Entries provided:
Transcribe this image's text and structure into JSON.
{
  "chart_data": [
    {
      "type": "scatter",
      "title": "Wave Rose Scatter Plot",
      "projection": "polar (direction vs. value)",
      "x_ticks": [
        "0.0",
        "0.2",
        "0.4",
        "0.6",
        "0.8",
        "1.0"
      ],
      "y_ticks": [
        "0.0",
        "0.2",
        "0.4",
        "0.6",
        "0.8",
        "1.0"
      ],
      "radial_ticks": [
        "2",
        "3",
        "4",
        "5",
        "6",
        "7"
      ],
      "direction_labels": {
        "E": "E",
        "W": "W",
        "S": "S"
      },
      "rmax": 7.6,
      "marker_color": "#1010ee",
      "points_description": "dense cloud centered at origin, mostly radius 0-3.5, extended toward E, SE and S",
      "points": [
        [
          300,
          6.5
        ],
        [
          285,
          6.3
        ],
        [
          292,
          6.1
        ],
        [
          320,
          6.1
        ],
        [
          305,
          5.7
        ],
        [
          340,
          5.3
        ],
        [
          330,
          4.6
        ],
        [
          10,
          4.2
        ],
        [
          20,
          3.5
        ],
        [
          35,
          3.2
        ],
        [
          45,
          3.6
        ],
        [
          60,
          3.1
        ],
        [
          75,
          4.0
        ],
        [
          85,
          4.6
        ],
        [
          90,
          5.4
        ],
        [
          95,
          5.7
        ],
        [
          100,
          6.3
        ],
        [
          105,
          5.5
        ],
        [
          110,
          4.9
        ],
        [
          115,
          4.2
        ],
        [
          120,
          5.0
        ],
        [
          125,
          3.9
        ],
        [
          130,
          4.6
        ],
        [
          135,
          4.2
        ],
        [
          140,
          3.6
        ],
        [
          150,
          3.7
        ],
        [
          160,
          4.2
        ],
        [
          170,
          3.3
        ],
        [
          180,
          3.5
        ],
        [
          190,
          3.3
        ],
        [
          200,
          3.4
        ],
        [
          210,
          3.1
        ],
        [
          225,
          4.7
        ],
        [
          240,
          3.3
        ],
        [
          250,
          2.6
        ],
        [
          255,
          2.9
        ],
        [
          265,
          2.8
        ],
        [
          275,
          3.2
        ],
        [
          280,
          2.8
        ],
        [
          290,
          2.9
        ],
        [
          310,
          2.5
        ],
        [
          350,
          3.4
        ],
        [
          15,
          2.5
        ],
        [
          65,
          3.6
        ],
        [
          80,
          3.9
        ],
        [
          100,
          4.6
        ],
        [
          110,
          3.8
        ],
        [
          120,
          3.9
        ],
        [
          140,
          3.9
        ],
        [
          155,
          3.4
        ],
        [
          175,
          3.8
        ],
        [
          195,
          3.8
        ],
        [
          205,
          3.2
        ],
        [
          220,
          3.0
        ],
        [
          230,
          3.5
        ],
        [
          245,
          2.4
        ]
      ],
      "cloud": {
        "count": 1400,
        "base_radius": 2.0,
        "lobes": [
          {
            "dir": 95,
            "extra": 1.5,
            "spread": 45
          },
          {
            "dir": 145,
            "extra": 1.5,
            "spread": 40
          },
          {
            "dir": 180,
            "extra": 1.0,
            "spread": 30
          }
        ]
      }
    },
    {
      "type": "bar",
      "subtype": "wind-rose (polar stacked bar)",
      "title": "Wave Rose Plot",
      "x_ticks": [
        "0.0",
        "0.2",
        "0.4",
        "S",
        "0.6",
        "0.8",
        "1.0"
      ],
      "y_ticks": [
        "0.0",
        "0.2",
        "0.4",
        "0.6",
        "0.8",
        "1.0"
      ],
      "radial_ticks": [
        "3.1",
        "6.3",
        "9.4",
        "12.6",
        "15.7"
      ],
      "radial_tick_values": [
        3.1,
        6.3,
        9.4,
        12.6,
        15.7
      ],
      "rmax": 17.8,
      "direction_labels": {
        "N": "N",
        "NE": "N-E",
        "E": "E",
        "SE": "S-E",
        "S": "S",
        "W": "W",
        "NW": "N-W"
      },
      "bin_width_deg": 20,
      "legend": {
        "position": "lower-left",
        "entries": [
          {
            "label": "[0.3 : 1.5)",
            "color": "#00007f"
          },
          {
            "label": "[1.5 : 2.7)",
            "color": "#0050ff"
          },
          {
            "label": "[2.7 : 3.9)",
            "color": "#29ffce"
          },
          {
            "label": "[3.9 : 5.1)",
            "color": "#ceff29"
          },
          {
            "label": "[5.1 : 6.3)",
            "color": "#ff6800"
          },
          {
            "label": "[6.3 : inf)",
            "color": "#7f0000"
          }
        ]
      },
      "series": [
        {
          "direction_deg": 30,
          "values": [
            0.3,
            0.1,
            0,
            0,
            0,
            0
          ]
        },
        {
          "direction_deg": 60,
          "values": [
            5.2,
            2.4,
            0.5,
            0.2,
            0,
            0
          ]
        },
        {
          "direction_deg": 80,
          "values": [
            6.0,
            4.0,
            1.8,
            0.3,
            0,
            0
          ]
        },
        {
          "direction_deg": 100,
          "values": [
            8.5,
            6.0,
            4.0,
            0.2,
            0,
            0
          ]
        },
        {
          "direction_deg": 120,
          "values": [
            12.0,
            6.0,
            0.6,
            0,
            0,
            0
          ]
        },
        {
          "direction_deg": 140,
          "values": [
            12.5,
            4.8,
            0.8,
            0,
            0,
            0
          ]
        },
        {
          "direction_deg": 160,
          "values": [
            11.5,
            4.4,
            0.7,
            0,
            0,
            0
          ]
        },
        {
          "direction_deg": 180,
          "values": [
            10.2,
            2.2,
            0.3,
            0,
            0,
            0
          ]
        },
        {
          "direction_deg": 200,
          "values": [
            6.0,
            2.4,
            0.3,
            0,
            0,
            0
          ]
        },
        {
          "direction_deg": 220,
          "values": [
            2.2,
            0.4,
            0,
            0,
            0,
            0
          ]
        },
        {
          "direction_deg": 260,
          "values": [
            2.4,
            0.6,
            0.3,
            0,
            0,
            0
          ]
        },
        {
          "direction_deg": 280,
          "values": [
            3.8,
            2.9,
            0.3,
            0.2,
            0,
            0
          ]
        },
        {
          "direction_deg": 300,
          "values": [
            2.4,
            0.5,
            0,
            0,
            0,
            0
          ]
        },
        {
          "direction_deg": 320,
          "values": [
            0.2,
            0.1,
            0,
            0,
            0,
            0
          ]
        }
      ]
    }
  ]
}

Exercise instructions: Go through the records and show every line with the string "Plot" in it.

Finished task:
      "title": "Wave Rose Scatter Plot",
      "title": "Wave Rose Plot",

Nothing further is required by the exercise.